— BEGIN —

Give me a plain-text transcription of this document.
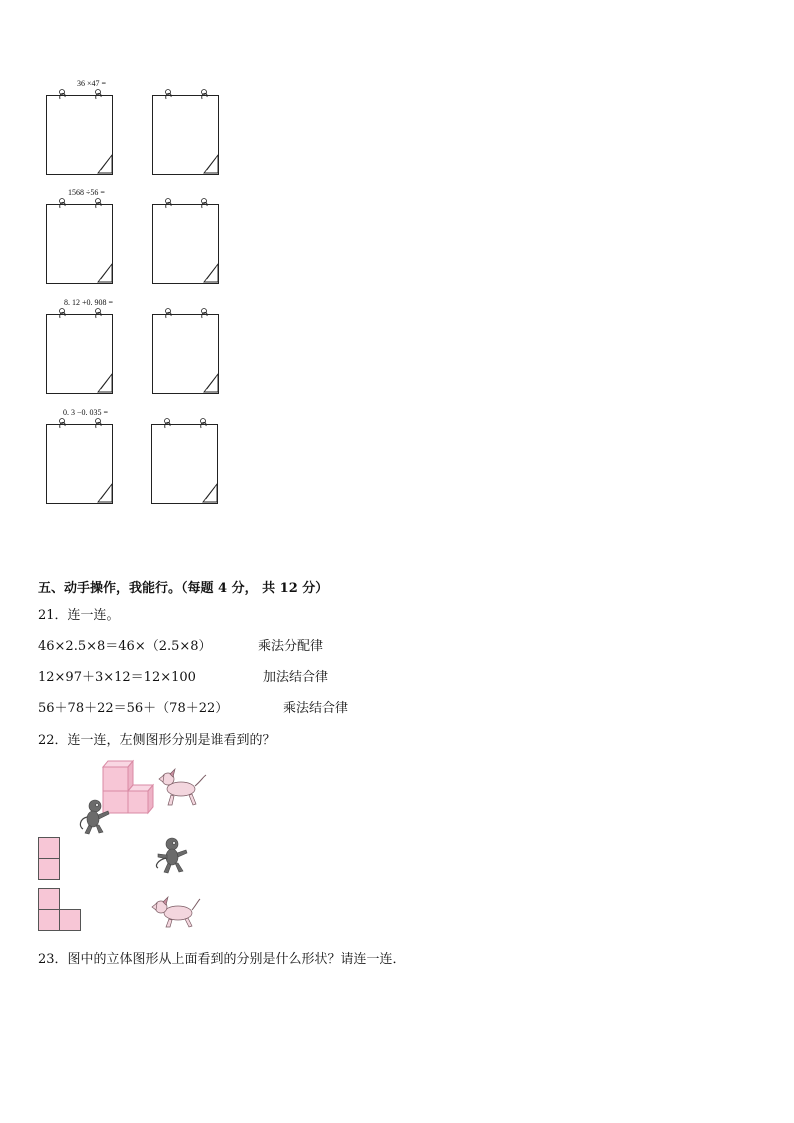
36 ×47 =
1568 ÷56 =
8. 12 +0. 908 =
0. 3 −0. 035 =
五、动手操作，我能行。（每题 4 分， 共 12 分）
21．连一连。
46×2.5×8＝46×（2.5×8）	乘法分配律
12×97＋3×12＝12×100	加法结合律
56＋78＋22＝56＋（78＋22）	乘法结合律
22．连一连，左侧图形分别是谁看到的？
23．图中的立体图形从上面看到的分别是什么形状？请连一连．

— END —
— BEGIN —

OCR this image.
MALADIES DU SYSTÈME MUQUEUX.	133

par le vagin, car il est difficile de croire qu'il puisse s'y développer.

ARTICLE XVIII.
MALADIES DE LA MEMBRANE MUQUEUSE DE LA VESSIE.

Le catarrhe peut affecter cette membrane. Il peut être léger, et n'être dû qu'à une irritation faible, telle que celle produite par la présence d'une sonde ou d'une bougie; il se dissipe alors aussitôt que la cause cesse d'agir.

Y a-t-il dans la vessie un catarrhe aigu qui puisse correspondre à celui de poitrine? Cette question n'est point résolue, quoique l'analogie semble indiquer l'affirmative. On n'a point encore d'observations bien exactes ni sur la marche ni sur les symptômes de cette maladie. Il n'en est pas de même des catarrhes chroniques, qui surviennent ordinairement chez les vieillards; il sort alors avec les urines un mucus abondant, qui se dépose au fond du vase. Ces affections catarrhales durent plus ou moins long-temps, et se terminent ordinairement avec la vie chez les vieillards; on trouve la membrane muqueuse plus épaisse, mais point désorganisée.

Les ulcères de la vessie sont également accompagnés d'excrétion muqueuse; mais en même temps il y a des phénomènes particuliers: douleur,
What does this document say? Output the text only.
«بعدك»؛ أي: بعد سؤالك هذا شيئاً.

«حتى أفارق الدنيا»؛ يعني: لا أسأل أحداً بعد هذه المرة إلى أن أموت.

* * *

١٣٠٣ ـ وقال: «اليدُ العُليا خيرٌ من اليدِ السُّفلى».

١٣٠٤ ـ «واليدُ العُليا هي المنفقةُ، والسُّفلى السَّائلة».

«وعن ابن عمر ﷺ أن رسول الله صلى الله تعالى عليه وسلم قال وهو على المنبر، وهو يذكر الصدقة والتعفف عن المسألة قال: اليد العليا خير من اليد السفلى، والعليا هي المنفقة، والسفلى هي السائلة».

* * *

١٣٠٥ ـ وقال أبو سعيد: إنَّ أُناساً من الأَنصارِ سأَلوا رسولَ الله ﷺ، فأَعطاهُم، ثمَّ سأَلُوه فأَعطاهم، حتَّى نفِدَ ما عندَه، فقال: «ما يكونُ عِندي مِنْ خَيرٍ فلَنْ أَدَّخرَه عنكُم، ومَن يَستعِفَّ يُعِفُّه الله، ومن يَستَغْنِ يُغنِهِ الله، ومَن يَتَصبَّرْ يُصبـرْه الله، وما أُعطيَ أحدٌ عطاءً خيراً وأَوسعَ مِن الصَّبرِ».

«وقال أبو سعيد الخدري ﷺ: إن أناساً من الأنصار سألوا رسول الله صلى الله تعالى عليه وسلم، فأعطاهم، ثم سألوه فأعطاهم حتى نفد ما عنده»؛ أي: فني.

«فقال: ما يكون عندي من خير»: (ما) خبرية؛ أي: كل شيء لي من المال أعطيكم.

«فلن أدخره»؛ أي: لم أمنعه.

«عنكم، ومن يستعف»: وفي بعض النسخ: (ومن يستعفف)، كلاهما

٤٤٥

— END —

• [AIM]:
Filter for "document". Return all lines that hold it.

• [SOLUTION BELOW]:
Give me a plain-text transcription of this document.
What does this document say? Output the text only.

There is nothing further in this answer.